Begin Materials provided

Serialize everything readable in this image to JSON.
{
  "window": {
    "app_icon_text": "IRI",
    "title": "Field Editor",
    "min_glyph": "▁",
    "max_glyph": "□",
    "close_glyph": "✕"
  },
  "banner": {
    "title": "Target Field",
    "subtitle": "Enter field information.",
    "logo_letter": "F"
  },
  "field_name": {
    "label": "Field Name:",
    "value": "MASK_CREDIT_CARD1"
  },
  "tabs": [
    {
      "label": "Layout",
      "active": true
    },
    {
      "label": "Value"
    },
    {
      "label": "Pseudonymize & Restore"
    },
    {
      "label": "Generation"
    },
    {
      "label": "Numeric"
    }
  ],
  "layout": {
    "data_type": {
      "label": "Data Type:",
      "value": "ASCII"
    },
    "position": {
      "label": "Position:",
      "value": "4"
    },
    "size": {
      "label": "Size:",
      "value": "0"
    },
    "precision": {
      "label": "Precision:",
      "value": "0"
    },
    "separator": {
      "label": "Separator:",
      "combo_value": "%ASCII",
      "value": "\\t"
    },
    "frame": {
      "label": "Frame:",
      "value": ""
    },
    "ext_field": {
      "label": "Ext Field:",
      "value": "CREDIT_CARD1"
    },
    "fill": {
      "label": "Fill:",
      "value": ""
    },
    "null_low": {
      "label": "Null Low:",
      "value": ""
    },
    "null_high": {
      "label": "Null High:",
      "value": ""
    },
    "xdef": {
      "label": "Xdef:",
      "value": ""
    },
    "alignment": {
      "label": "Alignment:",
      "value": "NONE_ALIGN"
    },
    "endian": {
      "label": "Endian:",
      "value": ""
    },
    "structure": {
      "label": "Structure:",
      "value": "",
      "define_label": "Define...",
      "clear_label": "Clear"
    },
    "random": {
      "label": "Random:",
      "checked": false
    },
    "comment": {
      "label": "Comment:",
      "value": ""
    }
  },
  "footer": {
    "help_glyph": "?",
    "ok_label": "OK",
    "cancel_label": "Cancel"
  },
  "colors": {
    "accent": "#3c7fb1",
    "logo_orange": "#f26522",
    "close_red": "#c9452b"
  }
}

End Materials provided

The records above should all be quoted exactly, please.

The reply:
Serialize everything readable in this image to JSON.
{
  "window": {
    "app_icon_text": "IRI",
    "title": "Field Editor",
    "min_glyph": "▁",
    "max_glyph": "□",
    "close_glyph": "✕"
  },
  "banner": {
    "title": "Target Field",
    "subtitle": "Enter field information.",
    "logo_letter": "F"
  },
  "field_name": {
    "label": "Field Name:",
    "value": "MASK_CREDIT_CARD1"
  },
  "tabs": [
    {
      "label": "Layout",
      "active": true
    },
    {
      "label": "Value"
    },
    {
      "label": "Pseudonymize & Restore"
    },
    {
      "label": "Generation"
    },
    {
      "label": "Numeric"
    }
  ],
  "layout": {
    "data_type": {
      "label": "Data Type:",
      "value": "ASCII"
    },
    "position": {
      "label": "Position:",
      "value": "4"
    },
    "size": {
      "label": "Size:",
      "value": "0"
    },
    "precision": {
      "label": "Precision:",
      "value": "0"
    },
    "separator": {
      "label": "Separator:",
      "combo_value": "%ASCII",
      "value": "\\t"
    },
    "frame": {
      "label": "Frame:",
      "value": ""
    },
    "ext_field": {
      "label": "Ext Field:",
      "value": "CREDIT_CARD1"
    },
    "fill": {
      "label": "Fill:",
      "value": ""
    },
    "null_low": {
      "label": "Null Low:",
      "value": ""
    },
    "null_high": {
      "label": "Null High:",
      "value": ""
    },
    "xdef": {
      "label": "Xdef:",
      "value": ""
    },
    "alignment": {
      "label": "Alignment:",
      "value": "NONE_ALIGN"
    },
    "endian": {
      "label": "Endian:",
      "value": ""
    },
    "structure": {
      "label": "Structure:",
      "value": "",
      "define_label": "Define...",
      "clear_label": "Clear"
    },
    "random": {
      "label": "Random:",
      "checked": false
    },
    "comment": {
      "label": "Comment:",
      "value": ""
    }
  },
  "footer": {
    "help_glyph": "?",
    "ok_label": "OK",
    "cancel_label": "Cancel"
  },
  "colors": {
    "accent": "#3c7fb1",
    "logo_orange": "#f26522",
    "close_red": "#c9452b"
  }
}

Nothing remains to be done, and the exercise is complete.